**WHAT THE TASK REQUIRES:** Return every entry exactly as written.
**** MATERIAL SHOWN
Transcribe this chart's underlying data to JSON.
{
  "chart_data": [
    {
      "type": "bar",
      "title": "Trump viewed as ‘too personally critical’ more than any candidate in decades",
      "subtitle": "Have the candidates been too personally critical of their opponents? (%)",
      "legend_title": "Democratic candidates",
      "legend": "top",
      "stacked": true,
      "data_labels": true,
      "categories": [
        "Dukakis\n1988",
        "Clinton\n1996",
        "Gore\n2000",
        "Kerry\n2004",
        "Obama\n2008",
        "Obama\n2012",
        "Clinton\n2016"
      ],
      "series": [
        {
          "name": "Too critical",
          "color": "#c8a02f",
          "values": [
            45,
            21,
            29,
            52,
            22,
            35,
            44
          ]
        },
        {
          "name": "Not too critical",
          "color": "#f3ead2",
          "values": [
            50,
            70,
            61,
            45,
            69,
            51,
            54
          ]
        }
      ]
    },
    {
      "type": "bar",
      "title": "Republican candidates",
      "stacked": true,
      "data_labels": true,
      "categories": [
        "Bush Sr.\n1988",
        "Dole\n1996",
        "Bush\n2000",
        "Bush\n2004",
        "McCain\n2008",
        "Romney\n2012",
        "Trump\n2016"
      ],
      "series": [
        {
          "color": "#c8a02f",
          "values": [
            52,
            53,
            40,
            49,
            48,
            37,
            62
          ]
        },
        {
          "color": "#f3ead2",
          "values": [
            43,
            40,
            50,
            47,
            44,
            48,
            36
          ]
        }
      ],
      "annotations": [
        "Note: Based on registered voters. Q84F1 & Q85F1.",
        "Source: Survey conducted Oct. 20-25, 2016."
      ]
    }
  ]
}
********
**FINISHED ANSWER:**
Transcribe this chart's underlying data to JSON.
{
  "chart_data": [
    {
      "type": "bar",
      "title": "Trump viewed as ‘too personally critical’ more than any candidate in decades",
      "subtitle": "Have the candidates been too personally critical of their opponents? (%)",
      "legend_title": "Democratic candidates",
      "legend": "top",
      "stacked": true,
      "data_labels": true,
      "categories": [
        "Dukakis\n1988",
        "Clinton\n1996",
        "Gore\n2000",
        "Kerry\n2004",
        "Obama\n2008",
        "Obama\n2012",
        "Clinton\n2016"
      ],
      "series": [
        {
          "name": "Too critical",
          "color": "#c8a02f",
          "values": [
            45,
            21,
            29,
            52,
            22,
            35,
            44
          ]
        },
        {
          "name": "Not too critical",
          "color": "#f3ead2",
          "values": [
            50,
            70,
            61,
            45,
            69,
            51,
            54
          ]
        }
      ]
    },
    {
      "type": "bar",
      "title": "Republican candidates",
      "stacked": true,
      "data_labels": true,
      "categories": [
        "Bush Sr.\n1988",
        "Dole\n1996",
        "Bush\n2000",
        "Bush\n2004",
        "McCain\n2008",
        "Romney\n2012",
        "Trump\n2016"
      ],
      "series": [
        {
          "color": "#c8a02f",
          "values": [
            52,
            53,
            40,
            49,
            48,
            37,
            62
          ]
        },
        {
          "color": "#f3ead2",
          "values": [
            43,
            40,
            50,
            47,
            44,
            48,
            36
          ]
        }
      ],
      "annotations": [
        "Note: Based on registered voters. Q84F1 & Q85F1.",
        "Source: Survey conducted Oct. 20-25, 2016."
      ]
    }
  ]
}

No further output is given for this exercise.